### EXERCISE MATERIALS
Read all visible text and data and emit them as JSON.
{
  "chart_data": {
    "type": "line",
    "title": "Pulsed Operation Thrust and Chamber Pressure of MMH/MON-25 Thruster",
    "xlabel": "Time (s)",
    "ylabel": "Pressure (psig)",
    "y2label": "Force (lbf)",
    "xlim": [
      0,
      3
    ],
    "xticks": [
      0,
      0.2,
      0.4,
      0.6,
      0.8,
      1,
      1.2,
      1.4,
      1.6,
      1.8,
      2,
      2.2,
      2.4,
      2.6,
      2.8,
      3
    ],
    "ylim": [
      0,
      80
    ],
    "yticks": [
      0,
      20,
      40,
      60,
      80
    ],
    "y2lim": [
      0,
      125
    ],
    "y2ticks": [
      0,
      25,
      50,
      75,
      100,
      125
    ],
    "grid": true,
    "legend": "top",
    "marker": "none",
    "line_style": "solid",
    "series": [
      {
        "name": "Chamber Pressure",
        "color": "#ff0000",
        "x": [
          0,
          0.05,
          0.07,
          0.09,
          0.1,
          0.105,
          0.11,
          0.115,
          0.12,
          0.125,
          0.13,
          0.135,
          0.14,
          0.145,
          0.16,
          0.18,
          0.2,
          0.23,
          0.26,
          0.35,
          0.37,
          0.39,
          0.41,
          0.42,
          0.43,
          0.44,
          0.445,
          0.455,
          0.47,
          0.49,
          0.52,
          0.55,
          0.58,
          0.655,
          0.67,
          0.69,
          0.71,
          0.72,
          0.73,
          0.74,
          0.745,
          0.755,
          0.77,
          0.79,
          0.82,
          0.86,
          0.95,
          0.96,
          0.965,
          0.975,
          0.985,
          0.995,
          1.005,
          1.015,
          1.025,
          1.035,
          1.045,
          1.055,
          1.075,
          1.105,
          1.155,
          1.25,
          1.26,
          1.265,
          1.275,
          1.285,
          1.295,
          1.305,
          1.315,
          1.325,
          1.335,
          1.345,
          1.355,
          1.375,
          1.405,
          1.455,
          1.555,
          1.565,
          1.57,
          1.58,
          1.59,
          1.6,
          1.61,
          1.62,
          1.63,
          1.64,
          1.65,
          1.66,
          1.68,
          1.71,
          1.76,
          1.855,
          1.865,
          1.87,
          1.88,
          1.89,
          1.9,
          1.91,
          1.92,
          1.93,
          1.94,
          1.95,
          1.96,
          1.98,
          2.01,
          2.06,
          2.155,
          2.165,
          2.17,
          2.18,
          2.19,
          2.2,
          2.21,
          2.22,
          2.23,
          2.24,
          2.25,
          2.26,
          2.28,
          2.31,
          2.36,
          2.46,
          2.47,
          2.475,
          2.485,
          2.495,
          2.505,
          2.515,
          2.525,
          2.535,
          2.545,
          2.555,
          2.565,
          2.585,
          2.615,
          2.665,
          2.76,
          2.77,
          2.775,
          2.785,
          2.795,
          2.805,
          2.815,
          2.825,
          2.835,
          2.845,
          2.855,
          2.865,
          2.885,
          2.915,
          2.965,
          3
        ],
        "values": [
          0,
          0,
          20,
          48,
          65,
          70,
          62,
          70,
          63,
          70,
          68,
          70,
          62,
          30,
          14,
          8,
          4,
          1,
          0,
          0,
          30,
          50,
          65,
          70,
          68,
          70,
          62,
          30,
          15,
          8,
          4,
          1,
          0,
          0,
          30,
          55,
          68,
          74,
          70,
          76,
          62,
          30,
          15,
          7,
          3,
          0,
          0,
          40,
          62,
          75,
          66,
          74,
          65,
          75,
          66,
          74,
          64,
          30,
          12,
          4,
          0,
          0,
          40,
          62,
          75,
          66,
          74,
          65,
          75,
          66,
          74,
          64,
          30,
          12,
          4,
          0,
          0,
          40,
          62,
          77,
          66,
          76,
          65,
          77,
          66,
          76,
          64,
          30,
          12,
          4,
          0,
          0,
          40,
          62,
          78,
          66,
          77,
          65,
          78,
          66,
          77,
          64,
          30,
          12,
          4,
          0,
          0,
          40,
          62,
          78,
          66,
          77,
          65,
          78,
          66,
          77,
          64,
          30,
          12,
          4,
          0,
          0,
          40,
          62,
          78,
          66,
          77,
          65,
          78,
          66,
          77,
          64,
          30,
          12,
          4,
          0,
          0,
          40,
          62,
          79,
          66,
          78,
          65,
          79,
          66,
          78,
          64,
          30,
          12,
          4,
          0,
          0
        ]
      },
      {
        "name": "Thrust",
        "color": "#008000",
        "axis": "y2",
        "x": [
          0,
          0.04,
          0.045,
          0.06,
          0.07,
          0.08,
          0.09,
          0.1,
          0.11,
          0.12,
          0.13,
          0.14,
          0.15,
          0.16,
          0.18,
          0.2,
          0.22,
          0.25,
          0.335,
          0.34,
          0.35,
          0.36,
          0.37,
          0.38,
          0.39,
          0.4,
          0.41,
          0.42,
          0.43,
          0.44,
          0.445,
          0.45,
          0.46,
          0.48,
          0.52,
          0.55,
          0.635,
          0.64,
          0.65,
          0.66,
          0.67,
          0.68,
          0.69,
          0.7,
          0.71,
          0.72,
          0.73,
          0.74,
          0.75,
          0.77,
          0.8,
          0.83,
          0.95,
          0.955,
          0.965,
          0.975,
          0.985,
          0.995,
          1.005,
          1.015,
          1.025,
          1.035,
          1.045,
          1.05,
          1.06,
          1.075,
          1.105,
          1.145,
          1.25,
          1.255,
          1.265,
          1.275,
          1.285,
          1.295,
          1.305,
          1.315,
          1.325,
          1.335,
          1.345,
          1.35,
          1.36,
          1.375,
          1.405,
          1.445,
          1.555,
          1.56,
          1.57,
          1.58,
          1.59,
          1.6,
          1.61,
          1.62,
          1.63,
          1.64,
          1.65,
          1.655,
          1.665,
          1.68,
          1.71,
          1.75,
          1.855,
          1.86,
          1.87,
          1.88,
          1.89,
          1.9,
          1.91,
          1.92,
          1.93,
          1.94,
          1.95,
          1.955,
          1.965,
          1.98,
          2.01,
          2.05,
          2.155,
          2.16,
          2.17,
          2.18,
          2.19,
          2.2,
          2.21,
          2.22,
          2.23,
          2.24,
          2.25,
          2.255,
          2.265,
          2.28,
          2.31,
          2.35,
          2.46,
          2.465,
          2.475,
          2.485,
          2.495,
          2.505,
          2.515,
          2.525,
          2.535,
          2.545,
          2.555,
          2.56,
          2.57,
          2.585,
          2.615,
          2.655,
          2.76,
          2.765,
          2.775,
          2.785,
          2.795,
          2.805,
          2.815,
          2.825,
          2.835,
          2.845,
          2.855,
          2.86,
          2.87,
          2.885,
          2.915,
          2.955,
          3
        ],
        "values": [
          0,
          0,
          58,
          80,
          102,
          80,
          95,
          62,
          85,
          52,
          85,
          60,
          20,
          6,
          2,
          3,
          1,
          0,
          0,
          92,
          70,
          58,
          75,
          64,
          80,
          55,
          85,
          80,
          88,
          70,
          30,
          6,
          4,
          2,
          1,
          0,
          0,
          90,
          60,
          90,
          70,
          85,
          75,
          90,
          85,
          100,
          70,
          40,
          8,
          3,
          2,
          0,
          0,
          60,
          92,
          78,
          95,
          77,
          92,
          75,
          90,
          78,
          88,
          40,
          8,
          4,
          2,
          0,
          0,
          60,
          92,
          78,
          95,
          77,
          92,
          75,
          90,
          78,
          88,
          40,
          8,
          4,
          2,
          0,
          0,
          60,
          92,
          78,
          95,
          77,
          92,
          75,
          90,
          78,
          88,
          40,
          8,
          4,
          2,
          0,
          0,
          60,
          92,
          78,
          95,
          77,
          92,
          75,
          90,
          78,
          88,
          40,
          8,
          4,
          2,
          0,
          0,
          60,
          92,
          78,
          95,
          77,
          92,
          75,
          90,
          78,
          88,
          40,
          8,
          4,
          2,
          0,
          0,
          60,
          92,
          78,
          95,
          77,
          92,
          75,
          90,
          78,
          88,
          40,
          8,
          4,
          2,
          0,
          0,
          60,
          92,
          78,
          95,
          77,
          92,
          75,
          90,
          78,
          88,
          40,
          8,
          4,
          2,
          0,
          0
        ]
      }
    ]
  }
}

### PROBLEM DETAILS
Collect each line containing the string "Thrust".

### SOLUTION TO THIS TASK
    "title": "Pulsed Operation Thrust and Chamber Pressure of MMH/MON-25 Thruster",
        "name": "Thrust",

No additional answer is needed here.